Set problem | Convert the records, from their first line through the line containing "category-label: セミナー/ウェビナー <box>400", into a JSON list of strings with one string per line and blank lines omitted.

[Stored data entries]
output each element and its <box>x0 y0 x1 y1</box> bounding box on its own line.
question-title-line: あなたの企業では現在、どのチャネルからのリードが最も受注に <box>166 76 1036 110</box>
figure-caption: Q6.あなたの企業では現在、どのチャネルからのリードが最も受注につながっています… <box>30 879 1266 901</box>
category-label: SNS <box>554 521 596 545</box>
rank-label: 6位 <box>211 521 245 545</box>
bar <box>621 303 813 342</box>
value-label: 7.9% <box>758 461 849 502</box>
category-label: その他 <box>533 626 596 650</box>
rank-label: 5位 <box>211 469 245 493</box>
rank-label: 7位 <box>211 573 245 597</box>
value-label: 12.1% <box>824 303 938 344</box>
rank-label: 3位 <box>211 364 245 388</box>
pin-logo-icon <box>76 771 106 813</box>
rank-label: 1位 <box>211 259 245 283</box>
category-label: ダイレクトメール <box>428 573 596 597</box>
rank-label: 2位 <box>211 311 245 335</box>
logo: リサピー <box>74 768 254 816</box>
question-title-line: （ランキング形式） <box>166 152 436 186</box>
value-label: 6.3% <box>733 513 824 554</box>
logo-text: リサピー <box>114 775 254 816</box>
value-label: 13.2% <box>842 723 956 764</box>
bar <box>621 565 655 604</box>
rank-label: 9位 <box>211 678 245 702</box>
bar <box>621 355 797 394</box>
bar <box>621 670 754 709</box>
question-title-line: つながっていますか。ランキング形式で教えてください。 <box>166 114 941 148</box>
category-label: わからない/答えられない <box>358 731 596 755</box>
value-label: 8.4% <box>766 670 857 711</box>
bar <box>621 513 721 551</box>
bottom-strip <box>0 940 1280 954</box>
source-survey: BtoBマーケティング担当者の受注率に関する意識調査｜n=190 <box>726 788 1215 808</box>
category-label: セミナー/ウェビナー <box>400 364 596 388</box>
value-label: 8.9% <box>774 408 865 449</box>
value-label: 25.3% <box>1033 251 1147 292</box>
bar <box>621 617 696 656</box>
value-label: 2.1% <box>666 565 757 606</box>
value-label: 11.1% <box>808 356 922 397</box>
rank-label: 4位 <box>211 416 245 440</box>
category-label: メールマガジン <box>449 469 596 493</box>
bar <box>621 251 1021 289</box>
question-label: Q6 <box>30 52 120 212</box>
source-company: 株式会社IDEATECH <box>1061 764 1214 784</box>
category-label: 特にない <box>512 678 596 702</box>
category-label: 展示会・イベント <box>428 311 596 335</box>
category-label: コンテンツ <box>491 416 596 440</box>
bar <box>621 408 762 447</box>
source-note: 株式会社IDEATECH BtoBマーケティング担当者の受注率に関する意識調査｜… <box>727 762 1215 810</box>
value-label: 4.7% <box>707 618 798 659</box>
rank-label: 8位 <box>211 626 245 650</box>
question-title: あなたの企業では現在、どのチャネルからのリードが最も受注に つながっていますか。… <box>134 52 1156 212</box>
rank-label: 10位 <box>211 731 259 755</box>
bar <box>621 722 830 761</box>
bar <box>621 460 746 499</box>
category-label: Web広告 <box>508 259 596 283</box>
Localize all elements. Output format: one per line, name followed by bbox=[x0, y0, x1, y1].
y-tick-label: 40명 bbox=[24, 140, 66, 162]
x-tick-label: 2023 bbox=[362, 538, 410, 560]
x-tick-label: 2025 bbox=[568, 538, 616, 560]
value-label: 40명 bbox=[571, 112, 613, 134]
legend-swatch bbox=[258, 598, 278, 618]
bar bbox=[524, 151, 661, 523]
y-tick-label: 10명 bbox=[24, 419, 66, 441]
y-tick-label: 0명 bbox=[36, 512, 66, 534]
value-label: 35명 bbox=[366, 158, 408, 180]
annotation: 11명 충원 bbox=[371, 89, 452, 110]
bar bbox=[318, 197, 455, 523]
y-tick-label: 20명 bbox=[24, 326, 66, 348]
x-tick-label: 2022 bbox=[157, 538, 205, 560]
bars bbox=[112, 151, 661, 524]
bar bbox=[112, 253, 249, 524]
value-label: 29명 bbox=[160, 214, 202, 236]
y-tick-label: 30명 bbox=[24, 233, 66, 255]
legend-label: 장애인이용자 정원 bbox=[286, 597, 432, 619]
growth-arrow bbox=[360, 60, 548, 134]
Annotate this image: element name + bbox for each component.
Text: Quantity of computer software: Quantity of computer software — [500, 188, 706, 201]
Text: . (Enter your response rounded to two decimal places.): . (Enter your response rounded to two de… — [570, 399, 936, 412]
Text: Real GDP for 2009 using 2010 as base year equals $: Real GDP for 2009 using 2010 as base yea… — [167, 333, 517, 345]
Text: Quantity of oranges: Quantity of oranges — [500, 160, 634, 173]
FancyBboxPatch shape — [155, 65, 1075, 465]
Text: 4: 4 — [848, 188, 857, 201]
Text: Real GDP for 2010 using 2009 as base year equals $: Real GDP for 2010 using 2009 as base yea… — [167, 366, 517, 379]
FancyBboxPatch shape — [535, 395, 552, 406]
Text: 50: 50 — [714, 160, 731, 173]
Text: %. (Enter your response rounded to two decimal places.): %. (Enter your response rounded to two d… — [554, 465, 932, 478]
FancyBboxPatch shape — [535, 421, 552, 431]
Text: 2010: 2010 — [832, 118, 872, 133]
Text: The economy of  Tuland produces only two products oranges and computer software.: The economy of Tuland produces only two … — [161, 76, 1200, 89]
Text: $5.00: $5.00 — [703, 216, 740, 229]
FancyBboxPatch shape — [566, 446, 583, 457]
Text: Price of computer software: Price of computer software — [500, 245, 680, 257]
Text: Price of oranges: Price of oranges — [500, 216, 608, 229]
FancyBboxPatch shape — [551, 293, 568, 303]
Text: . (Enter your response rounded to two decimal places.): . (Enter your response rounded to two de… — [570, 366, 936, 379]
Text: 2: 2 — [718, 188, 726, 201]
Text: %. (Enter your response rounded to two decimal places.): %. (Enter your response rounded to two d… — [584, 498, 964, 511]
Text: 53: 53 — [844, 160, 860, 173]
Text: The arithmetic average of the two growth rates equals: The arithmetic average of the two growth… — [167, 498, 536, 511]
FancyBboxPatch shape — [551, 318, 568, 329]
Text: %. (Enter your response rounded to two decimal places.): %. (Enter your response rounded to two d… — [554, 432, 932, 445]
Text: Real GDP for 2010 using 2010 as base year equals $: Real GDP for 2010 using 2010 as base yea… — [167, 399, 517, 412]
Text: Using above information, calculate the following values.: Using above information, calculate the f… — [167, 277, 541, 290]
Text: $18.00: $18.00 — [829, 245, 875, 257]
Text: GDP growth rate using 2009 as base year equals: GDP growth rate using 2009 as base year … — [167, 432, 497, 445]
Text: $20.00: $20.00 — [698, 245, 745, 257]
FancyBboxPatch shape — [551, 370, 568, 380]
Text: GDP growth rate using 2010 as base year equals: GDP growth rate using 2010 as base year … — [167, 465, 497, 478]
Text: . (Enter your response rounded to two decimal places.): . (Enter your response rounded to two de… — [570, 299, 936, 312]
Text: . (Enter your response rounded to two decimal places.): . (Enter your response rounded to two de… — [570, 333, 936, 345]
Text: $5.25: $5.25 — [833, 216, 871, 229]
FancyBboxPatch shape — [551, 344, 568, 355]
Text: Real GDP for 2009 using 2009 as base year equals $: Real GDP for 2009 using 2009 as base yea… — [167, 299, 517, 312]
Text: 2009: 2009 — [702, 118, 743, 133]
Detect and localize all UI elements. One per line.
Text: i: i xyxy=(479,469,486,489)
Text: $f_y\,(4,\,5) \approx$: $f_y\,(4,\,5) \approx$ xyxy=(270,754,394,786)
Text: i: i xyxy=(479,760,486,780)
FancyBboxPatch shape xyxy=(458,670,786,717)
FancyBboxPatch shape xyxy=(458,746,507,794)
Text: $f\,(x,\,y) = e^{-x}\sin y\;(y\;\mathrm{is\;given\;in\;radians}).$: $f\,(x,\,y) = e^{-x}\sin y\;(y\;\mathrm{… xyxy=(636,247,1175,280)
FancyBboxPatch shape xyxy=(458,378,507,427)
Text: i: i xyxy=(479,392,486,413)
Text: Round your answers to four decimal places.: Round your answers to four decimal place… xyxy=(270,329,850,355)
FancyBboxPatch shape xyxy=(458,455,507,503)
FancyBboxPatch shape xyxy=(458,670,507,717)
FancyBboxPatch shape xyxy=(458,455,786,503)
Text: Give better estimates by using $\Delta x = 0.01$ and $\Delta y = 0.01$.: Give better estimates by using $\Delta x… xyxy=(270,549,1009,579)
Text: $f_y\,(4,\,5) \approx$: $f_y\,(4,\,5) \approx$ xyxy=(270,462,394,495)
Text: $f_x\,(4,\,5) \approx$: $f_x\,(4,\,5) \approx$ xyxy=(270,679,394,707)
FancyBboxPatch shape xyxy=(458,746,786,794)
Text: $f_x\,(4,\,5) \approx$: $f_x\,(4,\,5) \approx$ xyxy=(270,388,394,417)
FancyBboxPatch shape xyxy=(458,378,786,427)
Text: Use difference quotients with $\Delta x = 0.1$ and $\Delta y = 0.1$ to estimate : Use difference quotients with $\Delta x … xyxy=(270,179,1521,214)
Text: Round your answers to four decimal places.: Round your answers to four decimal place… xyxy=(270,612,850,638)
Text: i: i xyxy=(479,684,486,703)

Solution |
[
  "output each element and its <box>x0 y0 x1 y1</box> bounding box on its own line.",
  "question-title-line: あなたの企業では現在、どのチャネルからのリードが最も受注に <box>166 76 1036 110</box>",
  "figure-caption: Q6.あなたの企業では現在、どのチャネルからのリードが最も受注につながっています… <box>30 879 1266 901</box>",
  "category-label: SNS <box>554 521 596 545</box>",
  "rank-label: 6位 <box>211 521 245 545</box>",
  "bar <box>621 303 813 342</box>",
  "value-label: 7.9% <box>758 461 849 502</box>",
  "category-label: その他 <box>533 626 596 650</box>",
  "rank-label: 5位 <box>211 469 245 493</box>",
  "rank-label: 7位 <box>211 573 245 597</box>",
  "value-label: 12.1% <box>824 303 938 344</box>",
  "rank-label: 3位 <box>211 364 245 388</box>",
  "pin-logo-icon <box>76 771 106 813</box>",
  "rank-label: 1位 <box>211 259 245 283</box>",
  "category-label: ダイレクトメール <box>428 573 596 597</box>",
  "rank-label: 2位 <box>211 311 245 335</box>",
  "logo: リサピー <box>74 768 254 816</box>",
  "question-title-line: （ランキング形式） <box>166 152 436 186</box>",
  "value-label: 6.3% <box>733 513 824 554</box>",
  "logo-text: リサピー <box>114 775 254 816</box>",
  "value-label: 13.2% <box>842 723 956 764</box>",
  "bar <box>621 565 655 604</box>",
  "rank-label: 9位 <box>211 678 245 702</box>",
  "bar <box>621 355 797 394</box>",
  "bar <box>621 670 754 709</box>",
  "question-title-line: つながっていますか。ランキング形式で教えてください。 <box>166 114 941 148</box>",
  "category-label: わからない/答えられない <box>358 731 596 755</box>",
  "value-label: 8.4% <box>766 670 857 711</box>",
  "bar <box>621 513 721 551</box>",
  "bottom-strip <box>0 940 1280 954</box>",
  "source-survey: BtoBマーケティング担当者の受注率に関する意識調査｜n=190 <box>726 788 1215 808</box>",
  "category-label: セミナー/ウェビナー <box>400 364 596 388</box>"
]